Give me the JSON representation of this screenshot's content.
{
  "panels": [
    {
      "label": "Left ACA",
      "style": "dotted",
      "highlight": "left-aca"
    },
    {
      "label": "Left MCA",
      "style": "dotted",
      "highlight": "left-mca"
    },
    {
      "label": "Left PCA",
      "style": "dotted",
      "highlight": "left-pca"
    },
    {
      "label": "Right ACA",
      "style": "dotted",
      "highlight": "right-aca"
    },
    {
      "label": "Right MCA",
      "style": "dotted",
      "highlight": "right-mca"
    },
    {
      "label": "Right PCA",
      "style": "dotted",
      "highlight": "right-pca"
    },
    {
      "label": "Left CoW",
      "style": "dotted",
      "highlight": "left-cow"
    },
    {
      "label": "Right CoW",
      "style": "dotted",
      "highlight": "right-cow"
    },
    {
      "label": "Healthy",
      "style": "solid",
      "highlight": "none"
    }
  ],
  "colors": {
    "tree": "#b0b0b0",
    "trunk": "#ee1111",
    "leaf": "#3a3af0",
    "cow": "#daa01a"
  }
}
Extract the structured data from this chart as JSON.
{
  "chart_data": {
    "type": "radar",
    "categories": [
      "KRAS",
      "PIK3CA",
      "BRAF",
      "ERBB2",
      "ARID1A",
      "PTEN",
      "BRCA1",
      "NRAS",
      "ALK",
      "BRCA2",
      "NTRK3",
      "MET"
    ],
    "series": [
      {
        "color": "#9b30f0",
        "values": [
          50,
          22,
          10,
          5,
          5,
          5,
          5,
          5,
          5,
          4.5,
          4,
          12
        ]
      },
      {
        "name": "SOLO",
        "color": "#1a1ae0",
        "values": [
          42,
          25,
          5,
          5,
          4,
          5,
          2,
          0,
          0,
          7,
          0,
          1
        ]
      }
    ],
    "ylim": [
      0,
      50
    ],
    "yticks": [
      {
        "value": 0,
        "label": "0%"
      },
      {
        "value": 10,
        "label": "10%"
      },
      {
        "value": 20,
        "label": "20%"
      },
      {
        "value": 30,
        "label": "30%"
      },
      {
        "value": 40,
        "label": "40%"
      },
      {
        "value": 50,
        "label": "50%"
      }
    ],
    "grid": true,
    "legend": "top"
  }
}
▬▬▬
* [PROBLEM TO SOLVE]
How many lines of these entries contain the string "highlight"? Reply with the number alone.

* [ANSWER TO THE PROBLEM]
9